What you will do: Write the material out again exactly.

Data supplied:
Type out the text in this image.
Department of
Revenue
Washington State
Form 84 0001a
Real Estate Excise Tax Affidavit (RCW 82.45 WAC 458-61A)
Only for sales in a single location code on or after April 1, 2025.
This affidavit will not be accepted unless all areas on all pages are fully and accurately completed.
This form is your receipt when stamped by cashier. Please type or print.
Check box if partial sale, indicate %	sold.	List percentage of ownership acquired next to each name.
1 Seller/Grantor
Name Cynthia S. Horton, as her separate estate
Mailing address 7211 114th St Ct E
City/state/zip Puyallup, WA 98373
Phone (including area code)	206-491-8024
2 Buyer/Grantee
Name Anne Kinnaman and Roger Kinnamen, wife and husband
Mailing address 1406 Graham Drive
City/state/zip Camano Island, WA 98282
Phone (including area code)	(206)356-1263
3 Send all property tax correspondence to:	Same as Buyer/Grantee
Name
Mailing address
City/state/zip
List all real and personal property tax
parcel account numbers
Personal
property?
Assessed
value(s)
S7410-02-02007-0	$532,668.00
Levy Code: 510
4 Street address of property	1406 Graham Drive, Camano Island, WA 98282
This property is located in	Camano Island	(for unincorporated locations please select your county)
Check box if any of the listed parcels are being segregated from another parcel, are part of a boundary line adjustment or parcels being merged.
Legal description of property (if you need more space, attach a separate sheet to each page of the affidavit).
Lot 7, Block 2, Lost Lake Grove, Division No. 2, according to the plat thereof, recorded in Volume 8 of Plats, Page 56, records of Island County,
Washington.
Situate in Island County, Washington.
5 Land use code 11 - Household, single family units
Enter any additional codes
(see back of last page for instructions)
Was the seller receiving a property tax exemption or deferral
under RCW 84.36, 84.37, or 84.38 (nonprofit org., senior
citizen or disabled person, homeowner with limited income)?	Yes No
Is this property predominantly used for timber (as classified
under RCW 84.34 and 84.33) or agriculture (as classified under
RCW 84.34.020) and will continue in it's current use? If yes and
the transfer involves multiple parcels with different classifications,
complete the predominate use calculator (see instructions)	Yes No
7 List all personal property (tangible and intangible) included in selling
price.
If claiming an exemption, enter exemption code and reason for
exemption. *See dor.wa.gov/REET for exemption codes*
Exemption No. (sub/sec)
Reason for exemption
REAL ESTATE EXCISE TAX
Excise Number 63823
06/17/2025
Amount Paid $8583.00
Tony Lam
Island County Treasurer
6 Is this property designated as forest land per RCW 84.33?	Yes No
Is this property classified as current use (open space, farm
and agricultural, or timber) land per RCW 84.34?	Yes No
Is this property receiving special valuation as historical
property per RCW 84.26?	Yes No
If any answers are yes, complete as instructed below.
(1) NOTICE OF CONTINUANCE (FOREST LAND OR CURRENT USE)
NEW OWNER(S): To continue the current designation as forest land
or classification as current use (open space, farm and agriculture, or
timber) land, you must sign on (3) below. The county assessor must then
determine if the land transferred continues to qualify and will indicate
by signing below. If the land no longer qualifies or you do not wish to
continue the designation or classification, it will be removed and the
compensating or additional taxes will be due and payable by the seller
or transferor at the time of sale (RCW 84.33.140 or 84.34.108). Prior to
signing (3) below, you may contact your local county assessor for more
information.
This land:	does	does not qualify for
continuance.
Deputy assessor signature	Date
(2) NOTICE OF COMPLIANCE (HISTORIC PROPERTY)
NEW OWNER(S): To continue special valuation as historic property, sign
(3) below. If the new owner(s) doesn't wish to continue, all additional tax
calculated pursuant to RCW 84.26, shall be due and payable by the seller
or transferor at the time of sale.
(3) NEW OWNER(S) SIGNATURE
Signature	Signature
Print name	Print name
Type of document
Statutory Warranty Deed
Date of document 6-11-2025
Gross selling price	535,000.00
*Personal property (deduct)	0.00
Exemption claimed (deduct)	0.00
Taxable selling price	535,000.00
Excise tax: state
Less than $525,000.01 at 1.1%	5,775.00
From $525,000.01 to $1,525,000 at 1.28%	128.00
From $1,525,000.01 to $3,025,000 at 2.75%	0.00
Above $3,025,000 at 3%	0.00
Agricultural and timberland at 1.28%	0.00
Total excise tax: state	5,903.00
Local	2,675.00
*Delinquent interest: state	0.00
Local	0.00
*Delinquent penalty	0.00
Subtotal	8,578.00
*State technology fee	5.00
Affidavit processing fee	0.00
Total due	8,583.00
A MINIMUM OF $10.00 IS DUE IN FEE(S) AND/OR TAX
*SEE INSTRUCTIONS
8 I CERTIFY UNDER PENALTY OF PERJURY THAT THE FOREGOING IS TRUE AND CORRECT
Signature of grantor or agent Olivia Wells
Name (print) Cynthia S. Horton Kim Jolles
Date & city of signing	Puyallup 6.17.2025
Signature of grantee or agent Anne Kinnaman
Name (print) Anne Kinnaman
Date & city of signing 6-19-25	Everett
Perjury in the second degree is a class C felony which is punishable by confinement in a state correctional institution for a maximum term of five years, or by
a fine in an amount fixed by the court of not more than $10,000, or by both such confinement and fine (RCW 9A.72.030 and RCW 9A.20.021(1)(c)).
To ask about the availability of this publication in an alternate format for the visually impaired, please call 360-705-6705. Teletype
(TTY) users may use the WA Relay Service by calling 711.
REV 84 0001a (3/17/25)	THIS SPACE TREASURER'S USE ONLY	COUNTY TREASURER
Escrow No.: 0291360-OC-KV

Worked answer:
Type out the text in this image.
Department of
Revenue
Washington State
Form 84 0001a
Real Estate Excise Tax Affidavit (RCW 82.45 WAC 458-61A)
Only for sales in a single location code on or after April 1, 2025.
This affidavit will not be accepted unless all areas on all pages are fully and accurately completed.
This form is your receipt when stamped by cashier. Please type or print.
Check box if partial sale, indicate %	sold.	List percentage of ownership acquired next to each name.
1 Seller/Grantor
Name Cynthia S. Horton, as her separate estate
Mailing address 7211 114th St Ct E
City/state/zip Puyallup, WA 98373
Phone (including area code)	206-491-8024
2 Buyer/Grantee
Name Anne Kinnaman and Roger Kinnamen, wife and husband
Mailing address 1406 Graham Drive
City/state/zip Camano Island, WA 98282
Phone (including area code)	(206)356-1263
3 Send all property tax correspondence to:	Same as Buyer/Grantee
Name
Mailing address
City/state/zip
List all real and personal property tax
parcel account numbers
Personal
property?
Assessed
value(s)
S7410-02-02007-0	$532,668.00
Levy Code: 510
4 Street address of property	1406 Graham Drive, Camano Island, WA 98282
This property is located in	Camano Island	(for unincorporated locations please select your county)
Check box if any of the listed parcels are being segregated from another parcel, are part of a boundary line adjustment or parcels being merged.
Legal description of property (if you need more space, attach a separate sheet to each page of the affidavit).
Lot 7, Block 2, Lost Lake Grove, Division No. 2, according to the plat thereof, recorded in Volume 8 of Plats, Page 56, records of Island County,
Washington.
Situate in Island County, Washington.
5 Land use code 11 - Household, single family units
Enter any additional codes
(see back of last page for instructions)
Was the seller receiving a property tax exemption or deferral
under RCW 84.36, 84.37, or 84.38 (nonprofit org., senior
citizen or disabled person, homeowner with limited income)?	Yes No
Is this property predominantly used for timber (as classified
under RCW 84.34 and 84.33) or agriculture (as classified under
RCW 84.34.020) and will continue in it's current use? If yes and
the transfer involves multiple parcels with different classifications,
complete the predominate use calculator (see instructions)	Yes No
7 List all personal property (tangible and intangible) included in selling
price.
If claiming an exemption, enter exemption code and reason for
exemption. *See dor.wa.gov/REET for exemption codes*
Exemption No. (sub/sec)
Reason for exemption
REAL ESTATE EXCISE TAX
Excise Number 63823
06/17/2025
Amount Paid $8583.00
Tony Lam
Island County Treasurer
6 Is this property designated as forest land per RCW 84.33?	Yes No
Is this property classified as current use (open space, farm
and agricultural, or timber) land per RCW 84.34?	Yes No
Is this property receiving special valuation as historical
property per RCW 84.26?	Yes No
If any answers are yes, complete as instructed below.
(1) NOTICE OF CONTINUANCE (FOREST LAND OR CURRENT USE)
NEW OWNER(S): To continue the current designation as forest land
or classification as current use (open space, farm and agriculture, or
timber) land, you must sign on (3) below. The county assessor must then
determine if the land transferred continues to qualify and will indicate
by signing below. If the land no longer qualifies or you do not wish to
continue the designation or classification, it will be removed and the
compensating or additional taxes will be due and payable by the seller
or transferor at the time of sale (RCW 84.33.140 or 84.34.108). Prior to
signing (3) below, you may contact your local county assessor for more
information.
This land:	does	does not qualify for
continuance.
Deputy assessor signature	Date
(2) NOTICE OF COMPLIANCE (HISTORIC PROPERTY)
NEW OWNER(S): To continue special valuation as historic property, sign
(3) below. If the new owner(s) doesn't wish to continue, all additional tax
calculated pursuant to RCW 84.26, shall be due and payable by the seller
or transferor at the time of sale.
(3) NEW OWNER(S) SIGNATURE
Signature	Signature
Print name	Print name
Type of document
Statutory Warranty Deed
Date of document 6-11-2025
Gross selling price	535,000.00
*Personal property (deduct)	0.00
Exemption claimed (deduct)	0.00
Taxable selling price	535,000.00
Excise tax: state
Less than $525,000.01 at 1.1%	5,775.00
From $525,000.01 to $1,525,000 at 1.28%	128.00
From $1,525,000.01 to $3,025,000 at 2.75%	0.00
Above $3,025,000 at 3%	0.00
Agricultural and timberland at 1.28%	0.00
Total excise tax: state	5,903.00
Local	2,675.00
*Delinquent interest: state	0.00
Local	0.00
*Delinquent penalty	0.00
Subtotal	8,578.00
*State technology fee	5.00
Affidavit processing fee	0.00
Total due	8,583.00
A MINIMUM OF $10.00 IS DUE IN FEE(S) AND/OR TAX
*SEE INSTRUCTIONS
8 I CERTIFY UNDER PENALTY OF PERJURY THAT THE FOREGOING IS TRUE AND CORRECT
Signature of grantor or agent Olivia Wells
Name (print) Cynthia S. Horton Kim Jolles
Date & city of signing	Puyallup 6.17.2025
Signature of grantee or agent Anne Kinnaman
Name (print) Anne Kinnaman
Date & city of signing 6-19-25	Everett
Perjury in the second degree is a class C felony which is punishable by confinement in a state correctional institution for a maximum term of five years, or by
a fine in an amount fixed by the court of not more than $10,000, or by both such confinement and fine (RCW 9A.72.030 and RCW 9A.20.021(1)(c)).
To ask about the availability of this publication in an alternate format for the visually impaired, please call 360-705-6705. Teletype
(TTY) users may use the WA Relay Service by calling 711.
REV 84 0001a (3/17/25)	THIS SPACE TREASURER'S USE ONLY	COUNTY TREASURER
Escrow No.: 0291360-OC-KV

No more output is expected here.